Objective: Check each line of the material below for "JSON", then copy the ones that contain it.

Data records:

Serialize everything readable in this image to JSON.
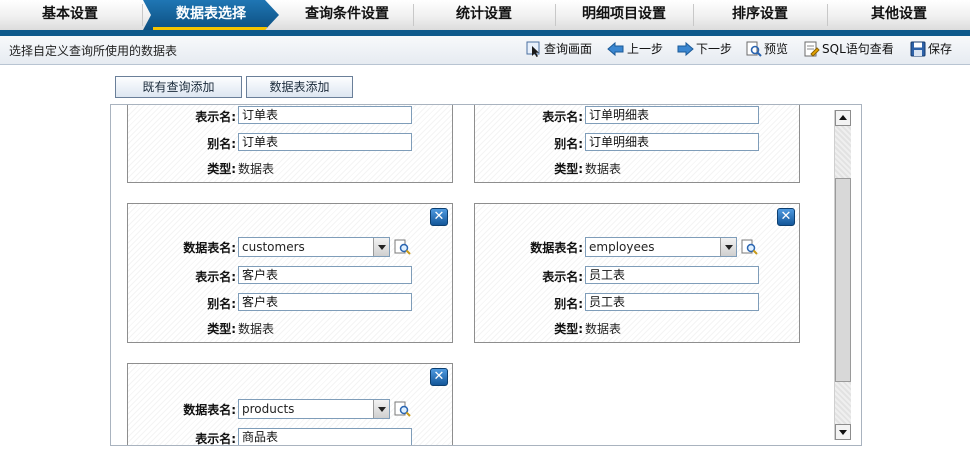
{
  "tabs": [
    "基本设置",
    "数据表选择",
    "查询条件设置",
    "统计设置",
    "明细项目设置",
    "排序设置",
    "其他设置"
  ],
  "toolbar": {
    "hint": "选择自定义查询所使用的数据表",
    "query_screen": "查询画面",
    "prev": "上一步",
    "next": "下一步",
    "preview": "预览",
    "sql_view": "SQL语句查看",
    "save": "保存"
  },
  "buttons": {
    "add_existing": "既有查询添加",
    "add_table": "数据表添加"
  },
  "labels": {
    "table_name": "数据表名:",
    "display_name": "表示名:",
    "alias": "别名:",
    "type": "类型:",
    "close": "✕"
  },
  "cards": [
    {
      "display": "订单表",
      "alias": "订单表",
      "type": "数据表"
    },
    {
      "display": "订单明细表",
      "alias": "订单明细表",
      "type": "数据表"
    },
    {
      "table": "customers",
      "display": "客户表",
      "alias": "客户表",
      "type": "数据表"
    },
    {
      "table": "employees",
      "display": "员工表",
      "alias": "员工表",
      "type": "数据表"
    },
    {
      "table": "products",
      "display": "商品表"
    }
  ],
  "colors": {
    "accent": "#0f5a8c",
    "active_tab": "#1f76b4",
    "highlight": "#f5c400"
  }
}
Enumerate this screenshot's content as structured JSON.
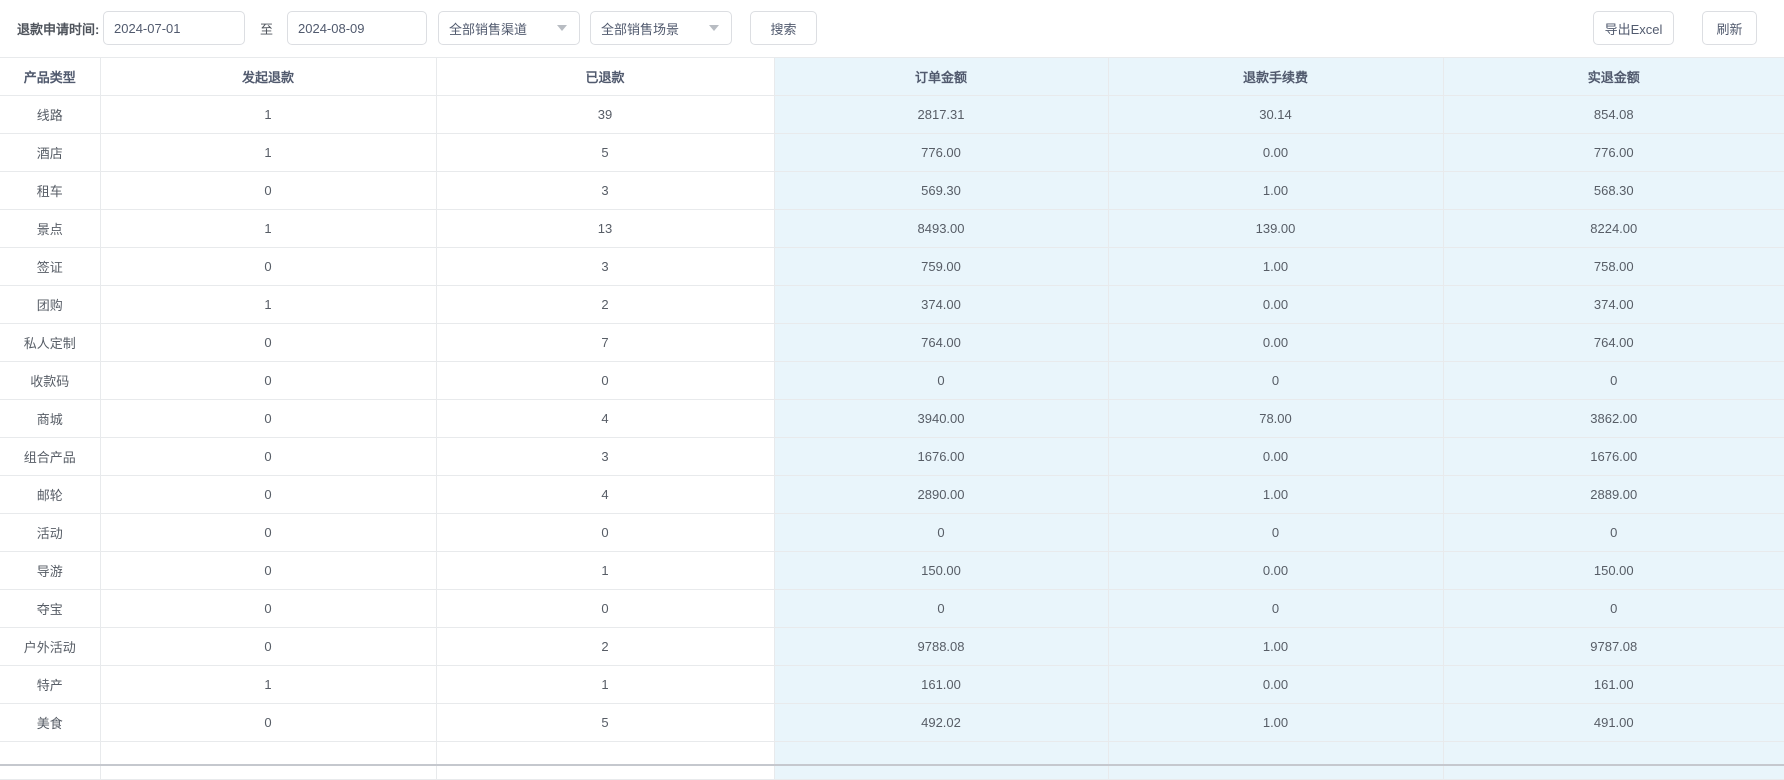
{
  "toolbar": {
    "filter_label": "退款申请时间:",
    "date_from": "2024-07-01",
    "date_separator": "至",
    "date_to": "2024-08-09",
    "channel_select_value": "全部销售渠道",
    "scene_select_value": "全部销售场景",
    "search_label": "搜索",
    "export_label": "导出Excel",
    "refresh_label": "刷新"
  },
  "colors": {
    "highlight_column_bg": "#e9f5fb",
    "row_border": "#e8eaec",
    "input_border": "#dcdee2",
    "text": "#575d66",
    "bottom_divider": "#c5c8ce"
  },
  "table": {
    "columns": [
      "产品类型",
      "发起退款",
      "已退款",
      "订单金额",
      "退款手续费",
      "实退金额"
    ],
    "column_keys": [
      "product-type",
      "initiated-refunds",
      "refunded-count",
      "order-amount",
      "refund-fee",
      "actual-refund-amount"
    ],
    "highlight_from_index": 3,
    "rows": [
      [
        "线路",
        "1",
        "39",
        "2817.31",
        "30.14",
        "854.08"
      ],
      [
        "酒店",
        "1",
        "5",
        "776.00",
        "0.00",
        "776.00"
      ],
      [
        "租车",
        "0",
        "3",
        "569.30",
        "1.00",
        "568.30"
      ],
      [
        "景点",
        "1",
        "13",
        "8493.00",
        "139.00",
        "8224.00"
      ],
      [
        "签证",
        "0",
        "3",
        "759.00",
        "1.00",
        "758.00"
      ],
      [
        "团购",
        "1",
        "2",
        "374.00",
        "0.00",
        "374.00"
      ],
      [
        "私人定制",
        "0",
        "7",
        "764.00",
        "0.00",
        "764.00"
      ],
      [
        "收款码",
        "0",
        "0",
        "0",
        "0",
        "0"
      ],
      [
        "商城",
        "0",
        "4",
        "3940.00",
        "78.00",
        "3862.00"
      ],
      [
        "组合产品",
        "0",
        "3",
        "1676.00",
        "0.00",
        "1676.00"
      ],
      [
        "邮轮",
        "0",
        "4",
        "2890.00",
        "1.00",
        "2889.00"
      ],
      [
        "活动",
        "0",
        "0",
        "0",
        "0",
        "0"
      ],
      [
        "导游",
        "0",
        "1",
        "150.00",
        "0.00",
        "150.00"
      ],
      [
        "夺宝",
        "0",
        "0",
        "0",
        "0",
        "0"
      ],
      [
        "户外活动",
        "0",
        "2",
        "9788.08",
        "1.00",
        "9787.08"
      ],
      [
        "特产",
        "1",
        "1",
        "161.00",
        "0.00",
        "161.00"
      ],
      [
        "美食",
        "0",
        "5",
        "492.02",
        "1.00",
        "491.00"
      ]
    ]
  }
}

Response to this exercise:
Serialize everything readable in this image to JSON.
Enumerate this screenshot's content as structured JSON.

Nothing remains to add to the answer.